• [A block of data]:
§ §

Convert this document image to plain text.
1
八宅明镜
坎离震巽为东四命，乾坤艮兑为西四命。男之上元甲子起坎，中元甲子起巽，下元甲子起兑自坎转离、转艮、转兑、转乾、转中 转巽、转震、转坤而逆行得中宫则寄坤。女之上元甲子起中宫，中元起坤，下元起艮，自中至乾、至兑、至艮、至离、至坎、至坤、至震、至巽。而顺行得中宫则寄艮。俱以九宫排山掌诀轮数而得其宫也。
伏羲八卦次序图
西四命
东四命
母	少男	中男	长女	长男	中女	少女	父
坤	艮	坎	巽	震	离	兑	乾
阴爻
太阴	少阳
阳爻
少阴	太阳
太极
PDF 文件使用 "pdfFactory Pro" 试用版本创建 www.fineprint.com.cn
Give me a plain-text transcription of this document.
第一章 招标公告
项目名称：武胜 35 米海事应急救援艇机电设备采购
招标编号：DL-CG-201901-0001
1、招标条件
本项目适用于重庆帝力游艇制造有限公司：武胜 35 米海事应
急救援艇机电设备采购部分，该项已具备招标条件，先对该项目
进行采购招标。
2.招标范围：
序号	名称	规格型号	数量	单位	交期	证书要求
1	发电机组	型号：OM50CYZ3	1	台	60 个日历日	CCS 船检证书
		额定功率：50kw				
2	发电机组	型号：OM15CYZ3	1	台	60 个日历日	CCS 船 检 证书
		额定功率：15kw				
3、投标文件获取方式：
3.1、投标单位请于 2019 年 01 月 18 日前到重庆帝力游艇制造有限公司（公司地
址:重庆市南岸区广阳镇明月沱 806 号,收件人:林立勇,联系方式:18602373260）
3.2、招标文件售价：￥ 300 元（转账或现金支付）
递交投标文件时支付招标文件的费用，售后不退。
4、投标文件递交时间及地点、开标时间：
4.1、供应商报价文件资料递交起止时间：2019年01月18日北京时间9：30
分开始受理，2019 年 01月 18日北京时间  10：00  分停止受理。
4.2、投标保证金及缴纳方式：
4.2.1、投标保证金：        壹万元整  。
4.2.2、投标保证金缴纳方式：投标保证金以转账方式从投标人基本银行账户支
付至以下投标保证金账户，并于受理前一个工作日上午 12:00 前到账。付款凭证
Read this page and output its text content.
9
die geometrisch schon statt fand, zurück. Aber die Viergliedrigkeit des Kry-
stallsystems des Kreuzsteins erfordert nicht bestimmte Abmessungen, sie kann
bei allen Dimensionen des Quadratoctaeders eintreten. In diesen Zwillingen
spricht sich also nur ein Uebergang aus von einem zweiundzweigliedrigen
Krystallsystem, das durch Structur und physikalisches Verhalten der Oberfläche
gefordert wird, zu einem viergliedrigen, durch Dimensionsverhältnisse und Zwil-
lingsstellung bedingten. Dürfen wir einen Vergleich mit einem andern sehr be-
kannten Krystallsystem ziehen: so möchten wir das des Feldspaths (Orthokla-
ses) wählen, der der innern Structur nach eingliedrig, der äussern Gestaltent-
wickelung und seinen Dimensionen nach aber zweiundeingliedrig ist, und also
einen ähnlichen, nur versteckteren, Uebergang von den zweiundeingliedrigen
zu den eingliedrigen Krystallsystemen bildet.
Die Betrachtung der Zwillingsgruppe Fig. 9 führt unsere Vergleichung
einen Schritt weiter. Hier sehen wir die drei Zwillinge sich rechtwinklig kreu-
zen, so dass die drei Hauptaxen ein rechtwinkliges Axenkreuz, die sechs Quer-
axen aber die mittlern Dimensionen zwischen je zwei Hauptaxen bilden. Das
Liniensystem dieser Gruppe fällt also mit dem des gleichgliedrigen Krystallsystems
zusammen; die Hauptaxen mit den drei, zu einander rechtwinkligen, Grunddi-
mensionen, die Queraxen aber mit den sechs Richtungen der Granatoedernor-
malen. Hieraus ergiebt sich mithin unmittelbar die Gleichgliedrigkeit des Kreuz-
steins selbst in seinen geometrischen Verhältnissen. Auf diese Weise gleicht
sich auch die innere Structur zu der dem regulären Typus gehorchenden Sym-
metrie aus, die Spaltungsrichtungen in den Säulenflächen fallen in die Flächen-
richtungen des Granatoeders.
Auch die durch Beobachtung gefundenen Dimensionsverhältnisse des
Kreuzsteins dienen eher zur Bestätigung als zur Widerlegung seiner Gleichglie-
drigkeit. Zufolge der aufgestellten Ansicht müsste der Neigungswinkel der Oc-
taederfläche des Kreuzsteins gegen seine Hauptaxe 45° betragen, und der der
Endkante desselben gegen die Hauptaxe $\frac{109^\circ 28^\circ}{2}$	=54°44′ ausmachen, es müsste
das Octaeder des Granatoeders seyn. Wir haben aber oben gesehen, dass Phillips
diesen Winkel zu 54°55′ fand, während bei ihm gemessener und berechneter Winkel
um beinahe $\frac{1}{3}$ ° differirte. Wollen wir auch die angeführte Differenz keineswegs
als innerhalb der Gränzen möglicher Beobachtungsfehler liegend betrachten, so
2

§ §

• [Work to be completed]: Go through the data and gather every line that holds "einem".

• [Response for this exercise]:
spricht sich also nur ein Uebergang aus von einem zweiundzweigliedrigen
gefordert wird, zu einem viergliedrigen, durch Dimensionsverhältnisse und Zwil-
lingsstellung bedingten. Dürfen wir einen Vergleich mit einem andern sehr be-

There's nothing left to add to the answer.